■ Input material ■
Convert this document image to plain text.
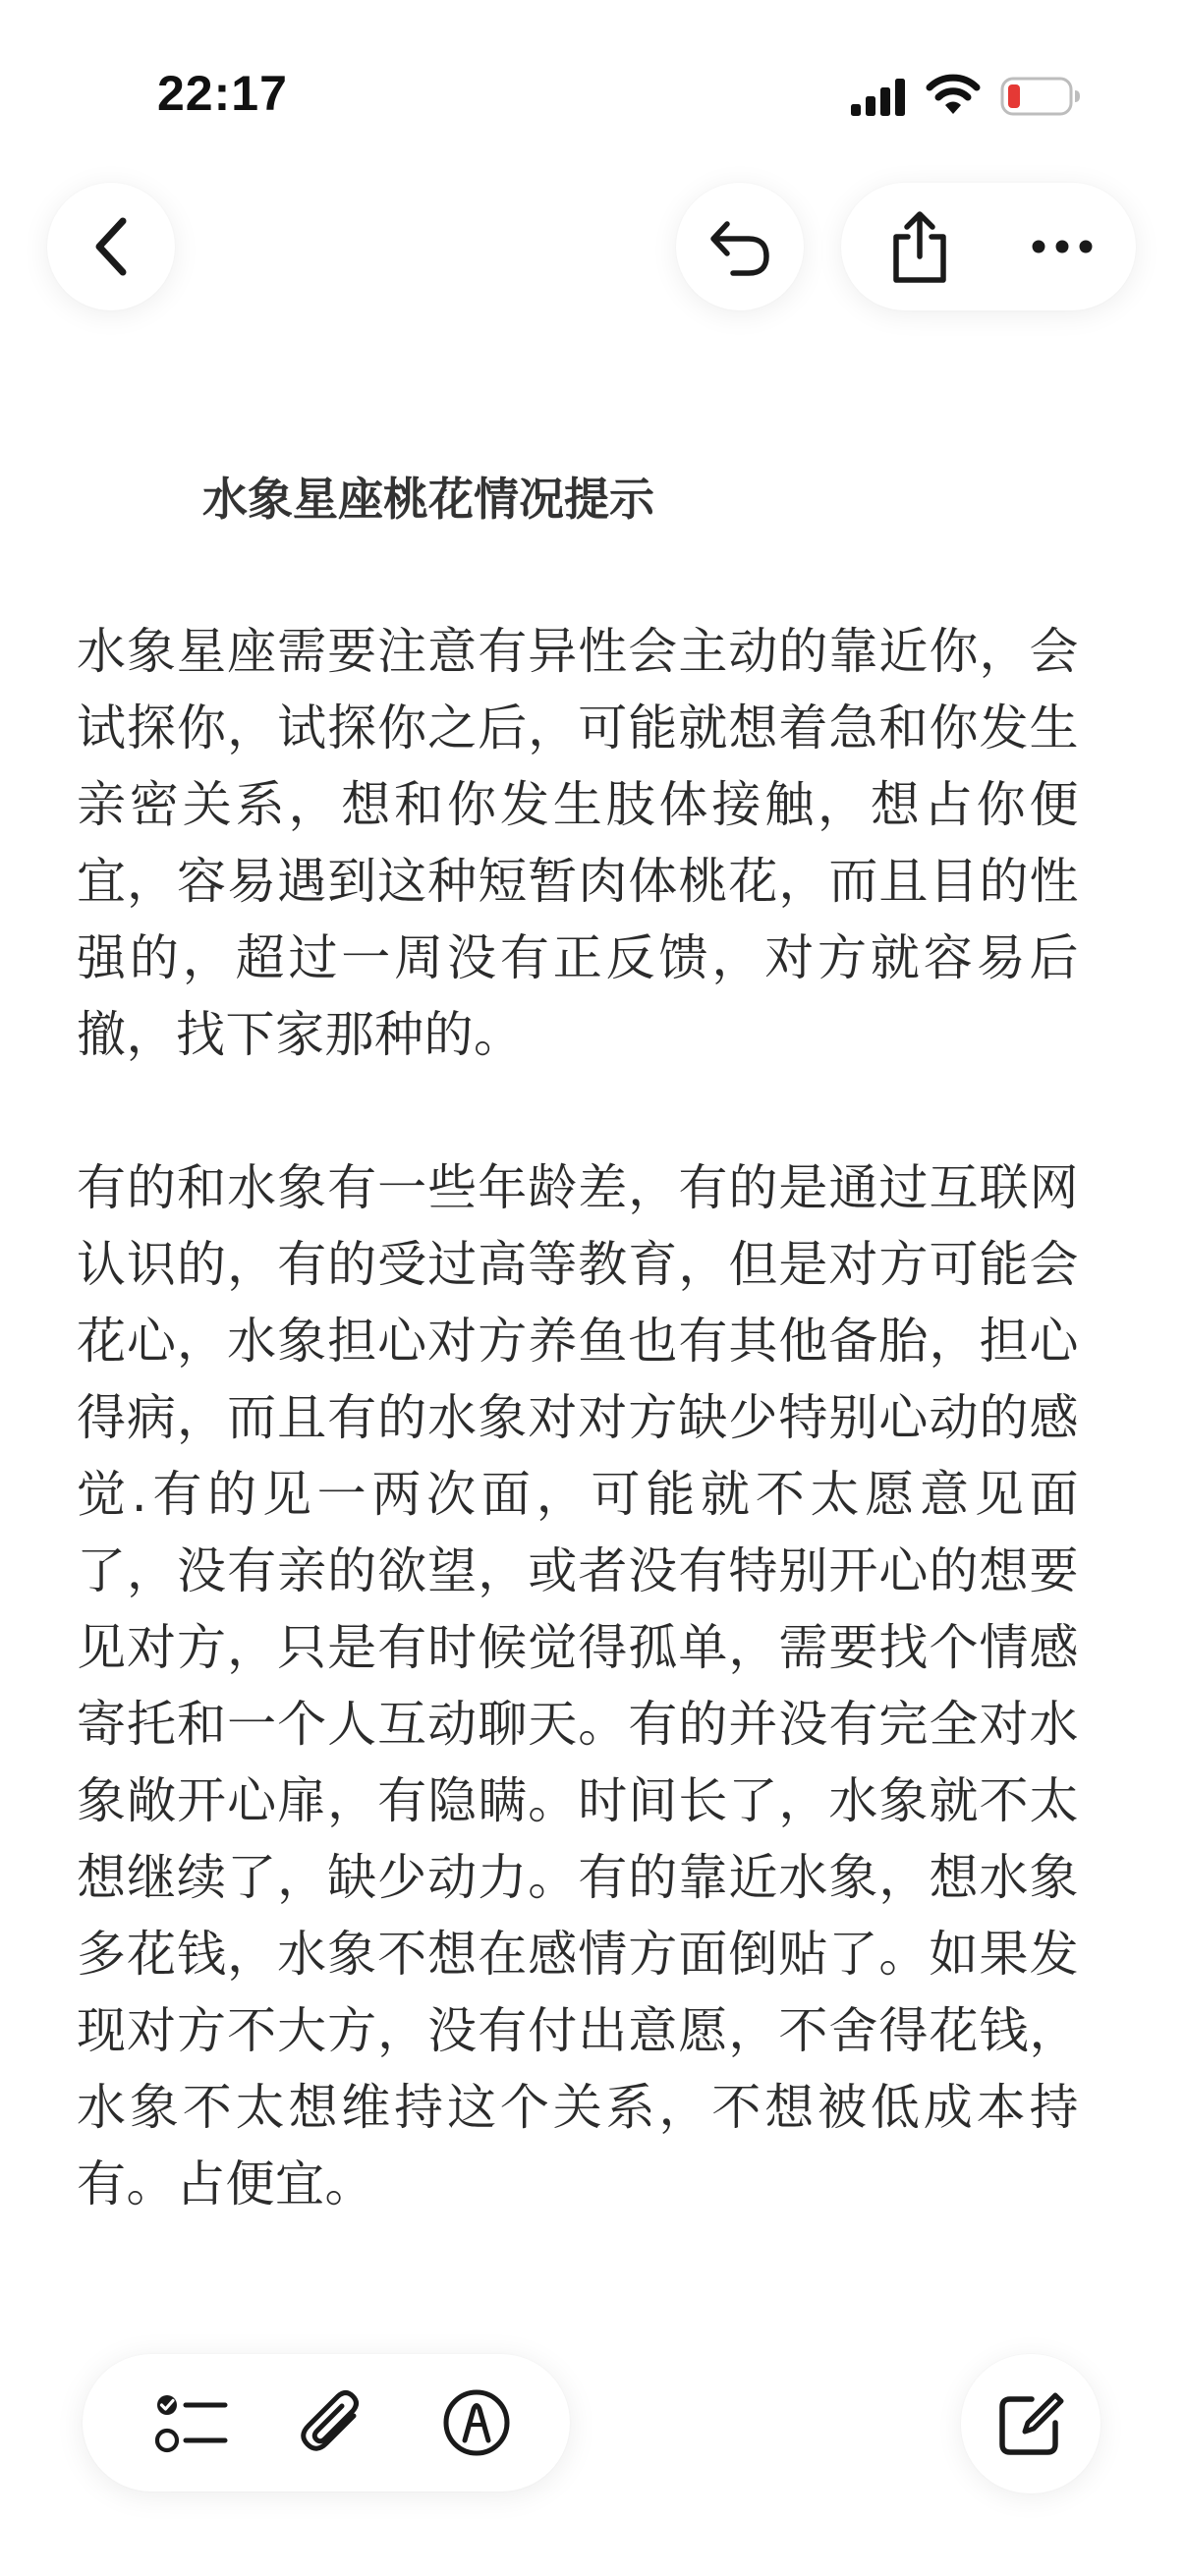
22:17
水象星座桃花情况提示

水象星座需要注意有异性会主动的靠近你，会试探你，试探你之后，可能就想着急和你发生亲密关系，想和你发生肢体接触，想占你便宜，容易遇到这种短暂肉体桃花，而且目的性强的，超过一周没有正反馈，对方就容易后撤，找下家那种的。

有的和水象有一些年龄差，有的是通过互联网认识的，有的受过高等教育，但是对方可能会花心，水象担心对方养鱼也有其他备胎，担心得病，而且有的水象对对方缺少特别心动的感觉.有的见一两次面，可能就不太愿意见面了，没有亲的欲望，或者没有特别开心的想要见对方，只是有时候觉得孤单，需要找个情感寄托和一个人互动聊天。有的并没有完全对水象敞开心扉，有隐瞒。时间长了，水象就不太想继续了，缺少动力。有的靠近水象，想水象多花钱，水象不想在感情方面倒贴了。如果发现对方不大方，没有付出意愿，不舍得花钱，水象不太想维持这个关系，不想被低成本持有。占便宜。
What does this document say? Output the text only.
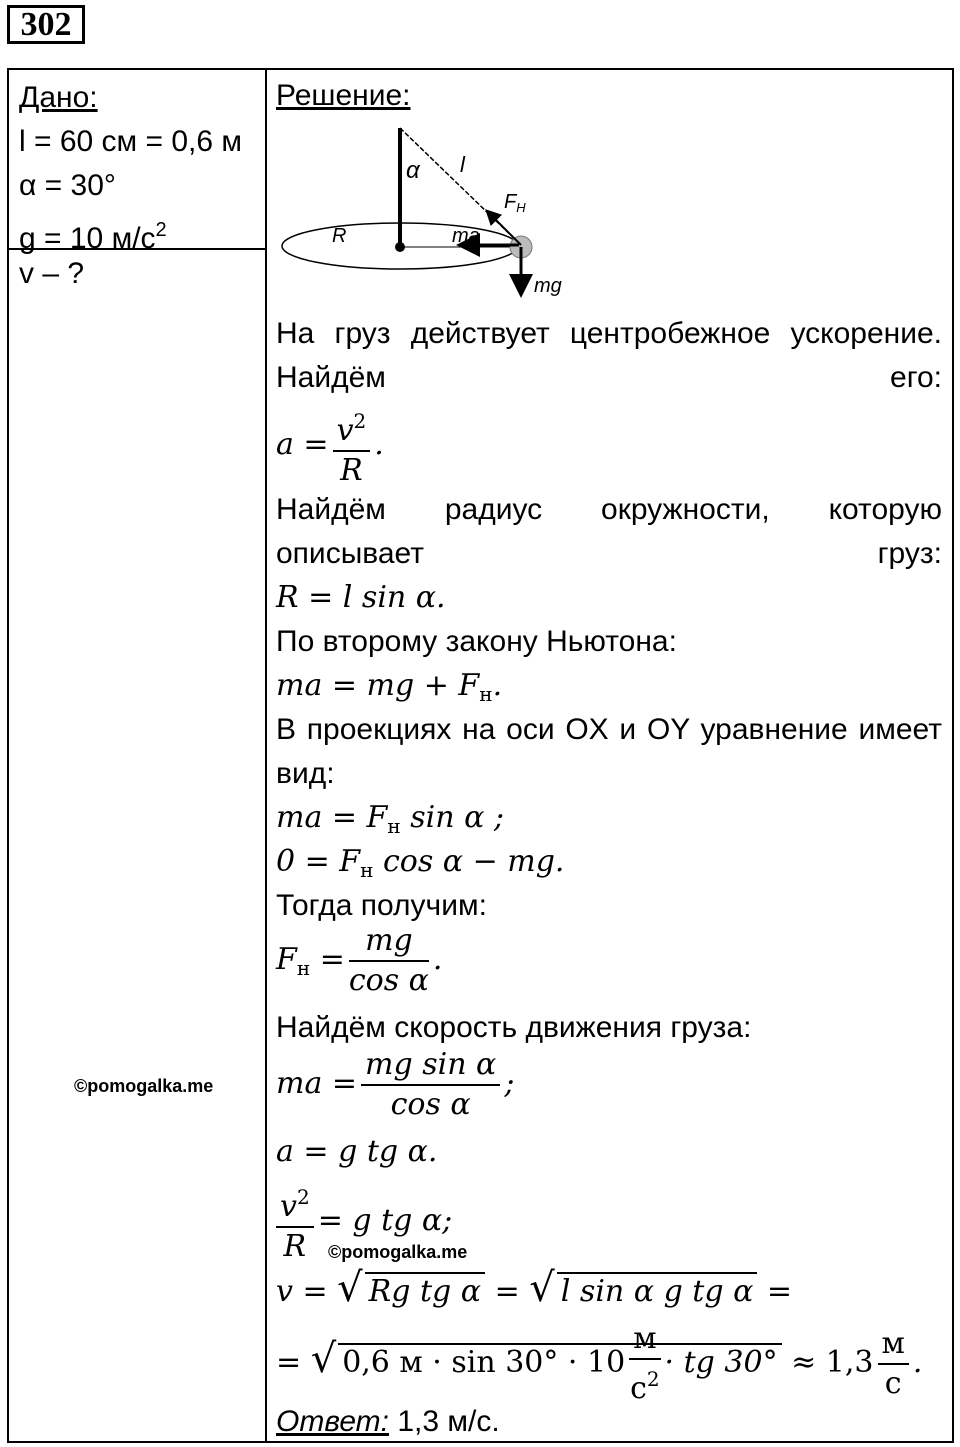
302
Дано:
l = 60 см = 0,6 м
α = 30°
g = 10 $м/с^2$
v – ?
©pomogalka.me
©pomogalka.me
Решение:
α l
$F_Н$
R	ma
mg
На груз действует центробежное ускорение. Найдём его:
$a = \frac{v^2}{R}$ .
Найдём радиус окружности, которую описывает груз:
R = l sin α.
По второму закону Ньютона:
ma = mg + $F_н$.
В проекциях на оси OX и OY уравнение имеет вид:
ma = $F_н$ sin α ;
$0 = F_н$ cos α − mg.
Тогда получим:
$F_н = \frac{mg}{\text{cos α}}$ .
Найдём скорость движения груза:
ma = $\frac{\text{mg sin α}}{\text{cos α}}$ ;
a = g tg α.
$\frac{v^2}{R} = g$ tg α;
v = √ Rg tg α = √ l sin α g tg α =
= √ 0,6 $м \cdot \sin 30^\circ \cdot 10 \frac{м}{с^2}$ · tg $30^\circ \approx 1,3 \frac{м}{с}$ .
Ответ: 1,3 м/с.
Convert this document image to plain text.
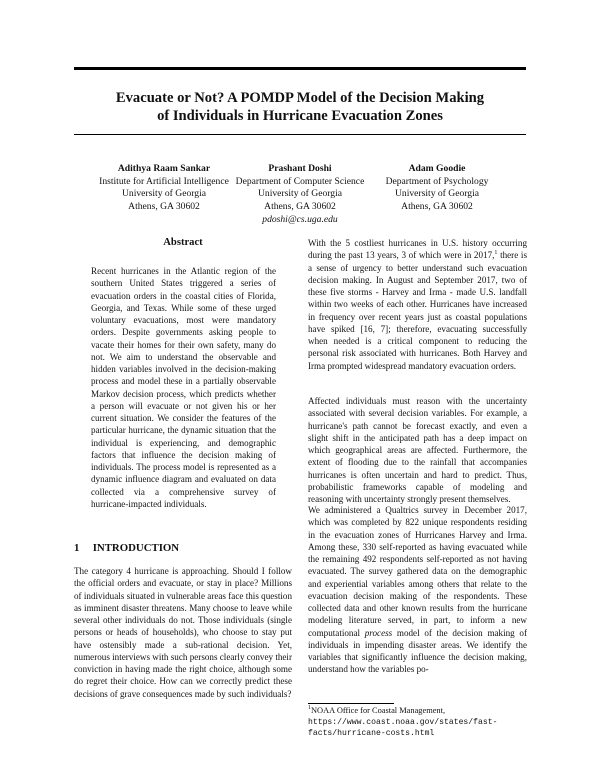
Evacuate or Not? A POMDP Model of the Decision Making
of Individuals in Hurricane Evacuation Zones
Adithya Raam Sankar
Institute for Artificial Intelligence
University of Georgia
Athens, GA 30602
Prashant Doshi
Department of Computer Science
University of Georgia
Athens, GA 30602
pdoshi@cs.uga.edu
Adam Goodie
Department of Psychology
University of Georgia
Athens, GA 30602
Abstract

Recent hurricanes in the Atlantic region of the southern United States triggered a series of evacuation orders in the coastal cities of Florida, Georgia, and Texas. While some of these urged voluntary evacuations, most were mandatory orders. Despite governments asking people to vacate their homes for their own safety, many do not. We aim to understand the observable and hidden variables involved in the decision-making process and model these in a partially observable Markov decision process, which predicts whether a person will evacuate or not given his or her current situation. We consider the features of the particular hurricane, the dynamic situation that the individual is experiencing, and demographic factors that influence the decision making of individuals. The process model is represented as a dynamic influence diagram and evaluated on data collected via a comprehensive survey of hurricane-impacted individuals.

1 INTRODUCTION

The category 4 hurricane is approaching. Should I follow the official orders and evacuate, or stay in place? Millions of individuals situated in vulnerable areas face this question as imminent disaster threatens. Many choose to leave while several other individuals do not. Those individuals (single persons or heads of households), who choose to stay put have ostensibly made a sub-rational decision. Yet, numerous interviews with such persons clearly convey their conviction in having made the right choice, although some do regret their choice. How can we correctly predict these decisions of grave consequences made by such individuals?

With the 5 costliest hurricanes in U.S. history occurring during the past 13 years, 3 of which were in 2017,$^1$ there is a sense of urgency to better understand such evacuation decision making. In August and September 2017, two of these five storms - Harvey and Irma - made U.S. landfall within two weeks of each other. Hurricanes have increased in frequency over recent years just as coastal populations have spiked [16, 7]; therefore, evacuating successfully when needed is a critical component to reducing the personal risk associated with hurricanes. Both Harvey and Irma prompted widespread mandatory evacuation orders.

Affected individuals must reason with the uncertainty associated with several decision variables. For example, a hurricane's path cannot be forecast exactly, and even a slight shift in the anticipated path has a deep impact on which geographical areas are affected. Furthermore, the extent of flooding due to the rainfall that accompanies hurricanes is often uncertain and hard to predict. Thus, probabilistic frameworks capable of modeling and reasoning with uncertainty strongly present themselves.

We administered a Qualtrics survey in December 2017, which was completed by 822 unique respondents residing in the evacuation zones of Hurricanes Harvey and Irma. Among these, 330 self-reported as having evacuated while the remaining 492 respondents self-reported as not having evacuated. The survey gathered data on the demographic and experiential variables among others that relate to the evacuation decision making of the respondents. These collected data and other known results from the hurricane modeling literature served, in part, to inform a new computational process model of the decision making of individuals in impending disaster areas. We identify the variables that significantly influence the decision making, understand how the variables po-

$^1$NOAA Office for Coastal Management, https://www.coast.noaa.gov/states/fast-facts/hurricane-costs.html
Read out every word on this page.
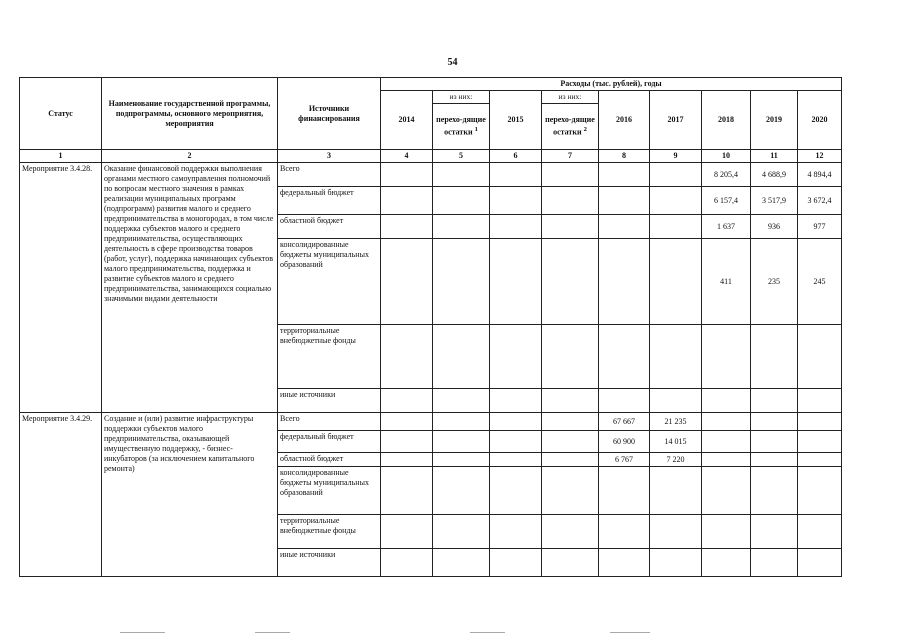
54
Статус	Наименование государственной программы, подпрограммы, основного мероприятия, мероприятия	Источники финансирования	Расходы (тыс. рублей), годы								
			2014	из них:	2015	из них:	2016	2017	2018	2019	2020
				перехо-дящие остатки $^1$		перехо-дящие остатки $^2$
1	2	3	4	5	6	7	8	9	10	11	12
Мероприятие 3.4.28.	Оказание финансовой поддержки выполнения органами местного самоуправления полномочий по вопросам местного значения в рамках реализации муниципальных программ (подпрограмм) развития малого и среднего предпринимательства в моногородах, в том числе поддержка субъектов малого и среднего предпринимательства, осуществляющих деятельность в сфере производства товаров (работ, услуг), поддержка начинающих субъектов малого предпринимательства, поддержка и развитие субъектов малого и среднего предпринимательства, занимающихся социально значимыми видами деятельности	Всего							8 205,4	4 688,9	4 894,4
		федеральный бюджет							6 157,4	3 517,9	3 672,4
		областной бюджет							1 637	936	977
		консолидированные бюджеты муниципальных образований							411	235	245
		территориальные внебюджетные фонды									
		иные источники									
Мероприятие 3.4.29.	Создание и (или) развитие инфраструктуры поддержки субъектов малого предпринимательства, оказывающей имущественную поддержку, - бизнес-инкубаторов (за исключением капитального ремонта)	Всего					67 667	21 235			
		федеральный бюджет					60 900	14 015			
		областной бюджет					6 767	7 220			
		консолидированные бюджеты муниципальных образований									
		территориальные внебюджетные фонды									
		иные источники									
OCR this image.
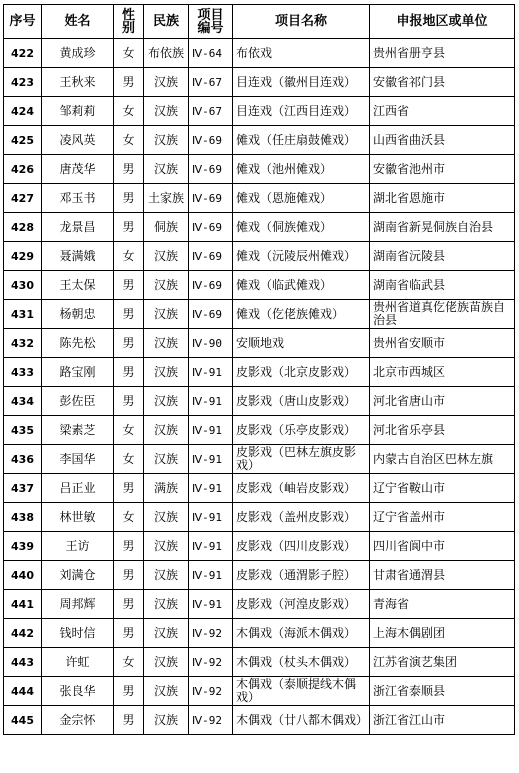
序号	姓名	性别	民族	项目编号	项目名称	申报地区或单位
422	黄成珍	女	布依族	Ⅳ-64	布依戏	贵州省册亨县
423	王秋来	男	汉族	Ⅳ-67	目连戏（徽州目连戏）	安徽省祁门县
424	邹莉莉	女	汉族	Ⅳ-67	目连戏（江西目连戏）	江西省
425	凌风英	女	汉族	Ⅳ-69	傩戏（任庄扇鼓傩戏）	山西省曲沃县
426	唐茂华	男	汉族	Ⅳ-69	傩戏（池州傩戏）	安徽省池州市
427	邓玉书	男	土家族	Ⅳ-69	傩戏（恩施傩戏）	湖北省恩施市
428	龙景昌	男	侗族	Ⅳ-69	傩戏（侗族傩戏）	湖南省新晃侗族自治县
429	聂满娥	女	汉族	Ⅳ-69	傩戏（沅陵辰州傩戏）	湖南省沅陵县
430	王太保	男	汉族	Ⅳ-69	傩戏（临武傩戏）	湖南省临武县
431	杨朝忠	男	汉族	Ⅳ-69	傩戏（仡佬族傩戏）	贵州省道真仡佬族苗族自治县
432	陈先松	男	汉族	Ⅳ-90	安顺地戏	贵州省安顺市
433	路宝刚	男	汉族	Ⅳ-91	皮影戏（北京皮影戏）	北京市西城区
434	彭佐臣	男	汉族	Ⅳ-91	皮影戏（唐山皮影戏）	河北省唐山市
435	梁素芝	女	汉族	Ⅳ-91	皮影戏（乐亭皮影戏）	河北省乐亭县
436	李国华	女	汉族	Ⅳ-91	皮影戏（巴林左旗皮影戏）	内蒙古自治区巴林左旗
437	吕正业	男	满族	Ⅳ-91	皮影戏（岫岩皮影戏）	辽宁省鞍山市
438	林世敏	女	汉族	Ⅳ-91	皮影戏（盖州皮影戏）	辽宁省盖州市
439	王访	男	汉族	Ⅳ-91	皮影戏（四川皮影戏）	四川省阆中市
440	刘满仓	男	汉族	Ⅳ-91	皮影戏（通渭影子腔）	甘肃省通渭县
441	周邦辉	男	汉族	Ⅳ-91	皮影戏（河湟皮影戏）	青海省
442	钱时信	男	汉族	Ⅳ-92	木偶戏（海派木偶戏）	上海木偶剧团
443	许虹	女	汉族	Ⅳ-92	木偶戏（杖头木偶戏）	江苏省演艺集团
444	张良华	男	汉族	Ⅳ-92	木偶戏（泰顺提线木偶戏）	浙江省泰顺县
445	金宗怀	男	汉族	Ⅳ-92	木偶戏（廿八都木偶戏）	浙江省江山市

■ Set problem ■
Which lines include the word "text"? Copy every one of them.

■ Result of the exercise ■
Convert this document image to plain text.
What does this document say? Output the text only.
$F_н = \frac{mg}{\text{cos α}}$ .
ma = $\frac{\text{mg sin α}}{\text{cos α}}$ ;
Convert this document image to plain text.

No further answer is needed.